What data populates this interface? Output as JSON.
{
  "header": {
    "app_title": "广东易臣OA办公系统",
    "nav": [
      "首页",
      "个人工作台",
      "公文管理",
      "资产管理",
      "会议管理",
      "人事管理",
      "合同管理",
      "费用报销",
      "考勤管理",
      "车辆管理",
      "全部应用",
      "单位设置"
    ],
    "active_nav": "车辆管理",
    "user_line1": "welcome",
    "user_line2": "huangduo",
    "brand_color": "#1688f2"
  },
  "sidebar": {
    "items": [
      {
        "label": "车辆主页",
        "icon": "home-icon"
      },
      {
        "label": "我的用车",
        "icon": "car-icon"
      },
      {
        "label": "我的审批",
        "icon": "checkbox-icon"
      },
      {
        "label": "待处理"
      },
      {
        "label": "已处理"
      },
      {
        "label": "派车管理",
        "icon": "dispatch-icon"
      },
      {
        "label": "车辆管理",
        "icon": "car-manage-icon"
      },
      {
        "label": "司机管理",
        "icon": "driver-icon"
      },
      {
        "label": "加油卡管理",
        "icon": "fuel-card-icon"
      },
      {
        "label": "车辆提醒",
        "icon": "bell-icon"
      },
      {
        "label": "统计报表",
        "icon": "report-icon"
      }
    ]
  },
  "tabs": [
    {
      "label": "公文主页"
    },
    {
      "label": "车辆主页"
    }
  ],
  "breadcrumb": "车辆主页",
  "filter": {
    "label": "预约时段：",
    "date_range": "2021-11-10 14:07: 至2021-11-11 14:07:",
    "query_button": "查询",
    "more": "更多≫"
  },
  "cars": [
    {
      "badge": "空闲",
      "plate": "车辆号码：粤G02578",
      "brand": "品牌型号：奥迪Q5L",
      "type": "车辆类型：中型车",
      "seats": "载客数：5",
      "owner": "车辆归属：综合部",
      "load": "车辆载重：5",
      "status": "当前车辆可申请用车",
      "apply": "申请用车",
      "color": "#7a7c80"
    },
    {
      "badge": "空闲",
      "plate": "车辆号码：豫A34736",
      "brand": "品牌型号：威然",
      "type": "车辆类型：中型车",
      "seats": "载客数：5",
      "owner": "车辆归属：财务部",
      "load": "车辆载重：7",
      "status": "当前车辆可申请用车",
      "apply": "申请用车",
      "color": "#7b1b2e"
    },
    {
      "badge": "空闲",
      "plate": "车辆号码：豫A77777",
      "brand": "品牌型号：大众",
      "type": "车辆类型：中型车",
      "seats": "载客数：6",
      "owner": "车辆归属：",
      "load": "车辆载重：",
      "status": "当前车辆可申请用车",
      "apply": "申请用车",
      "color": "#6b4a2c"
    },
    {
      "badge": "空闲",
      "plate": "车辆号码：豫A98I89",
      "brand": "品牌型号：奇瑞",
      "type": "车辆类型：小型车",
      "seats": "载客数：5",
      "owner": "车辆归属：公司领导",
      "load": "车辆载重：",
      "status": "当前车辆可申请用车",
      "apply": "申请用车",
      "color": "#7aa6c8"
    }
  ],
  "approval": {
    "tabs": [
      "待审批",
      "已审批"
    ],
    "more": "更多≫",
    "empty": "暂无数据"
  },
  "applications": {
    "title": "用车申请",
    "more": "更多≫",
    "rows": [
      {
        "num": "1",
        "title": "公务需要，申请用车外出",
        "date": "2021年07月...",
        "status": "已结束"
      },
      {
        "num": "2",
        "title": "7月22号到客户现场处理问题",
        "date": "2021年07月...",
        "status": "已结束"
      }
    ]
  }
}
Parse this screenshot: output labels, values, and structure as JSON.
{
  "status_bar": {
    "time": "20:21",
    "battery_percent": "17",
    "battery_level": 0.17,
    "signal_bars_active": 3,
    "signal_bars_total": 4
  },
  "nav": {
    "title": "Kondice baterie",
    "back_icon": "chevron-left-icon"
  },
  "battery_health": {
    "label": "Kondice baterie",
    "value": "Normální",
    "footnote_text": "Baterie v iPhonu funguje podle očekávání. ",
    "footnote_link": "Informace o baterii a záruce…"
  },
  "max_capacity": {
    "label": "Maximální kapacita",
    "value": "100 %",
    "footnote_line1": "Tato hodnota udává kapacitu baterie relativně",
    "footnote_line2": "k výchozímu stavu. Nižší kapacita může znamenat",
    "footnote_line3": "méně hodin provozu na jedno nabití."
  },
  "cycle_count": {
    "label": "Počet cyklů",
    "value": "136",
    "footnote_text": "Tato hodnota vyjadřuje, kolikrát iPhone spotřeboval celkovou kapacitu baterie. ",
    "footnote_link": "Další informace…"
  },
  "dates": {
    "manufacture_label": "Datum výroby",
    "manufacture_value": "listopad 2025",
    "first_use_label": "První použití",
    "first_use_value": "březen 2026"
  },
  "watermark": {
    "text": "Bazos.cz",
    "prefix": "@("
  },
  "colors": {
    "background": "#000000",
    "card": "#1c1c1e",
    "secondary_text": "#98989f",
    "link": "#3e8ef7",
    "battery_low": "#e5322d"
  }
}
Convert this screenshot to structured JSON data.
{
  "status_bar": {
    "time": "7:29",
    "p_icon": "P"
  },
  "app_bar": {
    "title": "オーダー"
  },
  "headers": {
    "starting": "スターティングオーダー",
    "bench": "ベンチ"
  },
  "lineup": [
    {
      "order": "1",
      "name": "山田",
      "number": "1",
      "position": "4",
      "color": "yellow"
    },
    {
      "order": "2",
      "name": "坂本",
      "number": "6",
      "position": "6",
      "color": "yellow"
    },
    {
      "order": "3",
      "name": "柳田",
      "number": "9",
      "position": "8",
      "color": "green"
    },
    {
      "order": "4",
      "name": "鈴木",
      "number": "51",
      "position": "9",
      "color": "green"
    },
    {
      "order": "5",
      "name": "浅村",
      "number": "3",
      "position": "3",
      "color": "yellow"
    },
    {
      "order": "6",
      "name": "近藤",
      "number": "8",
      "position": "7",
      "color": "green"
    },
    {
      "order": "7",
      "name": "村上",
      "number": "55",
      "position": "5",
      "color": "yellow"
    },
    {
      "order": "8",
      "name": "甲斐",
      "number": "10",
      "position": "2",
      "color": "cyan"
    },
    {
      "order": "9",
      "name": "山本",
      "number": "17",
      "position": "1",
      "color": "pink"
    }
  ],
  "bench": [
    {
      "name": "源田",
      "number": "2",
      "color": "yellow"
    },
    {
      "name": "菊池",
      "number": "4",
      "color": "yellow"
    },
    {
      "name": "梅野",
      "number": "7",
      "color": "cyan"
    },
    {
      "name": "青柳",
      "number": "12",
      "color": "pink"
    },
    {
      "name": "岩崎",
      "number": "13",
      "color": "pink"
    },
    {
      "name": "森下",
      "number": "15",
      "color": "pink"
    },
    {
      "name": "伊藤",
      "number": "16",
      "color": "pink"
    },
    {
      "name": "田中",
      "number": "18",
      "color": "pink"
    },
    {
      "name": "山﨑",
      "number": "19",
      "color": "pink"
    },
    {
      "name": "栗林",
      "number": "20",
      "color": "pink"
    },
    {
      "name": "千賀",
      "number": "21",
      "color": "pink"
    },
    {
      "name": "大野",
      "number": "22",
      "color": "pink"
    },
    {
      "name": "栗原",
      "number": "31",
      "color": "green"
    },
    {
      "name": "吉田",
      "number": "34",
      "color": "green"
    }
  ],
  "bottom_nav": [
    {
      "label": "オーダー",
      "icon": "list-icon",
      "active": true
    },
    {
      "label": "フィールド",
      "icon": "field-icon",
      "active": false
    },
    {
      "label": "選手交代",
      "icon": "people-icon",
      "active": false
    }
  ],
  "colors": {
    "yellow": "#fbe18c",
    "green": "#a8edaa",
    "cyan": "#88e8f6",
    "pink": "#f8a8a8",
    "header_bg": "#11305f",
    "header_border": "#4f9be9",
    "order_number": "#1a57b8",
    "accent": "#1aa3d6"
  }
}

==*==

• TASK OBJECTIVE:
Find the word "hodnota" in the records and pull out each line that has it.

• RESPONSE TO THE TASK:
    "footnote_line1": "Tato hodnota udává kapacitu baterie relativně",
    "footnote_text": "Tato hodnota vyjadřuje, kolikrát iPhone spotřeboval celkovou kapacitu baterie. ",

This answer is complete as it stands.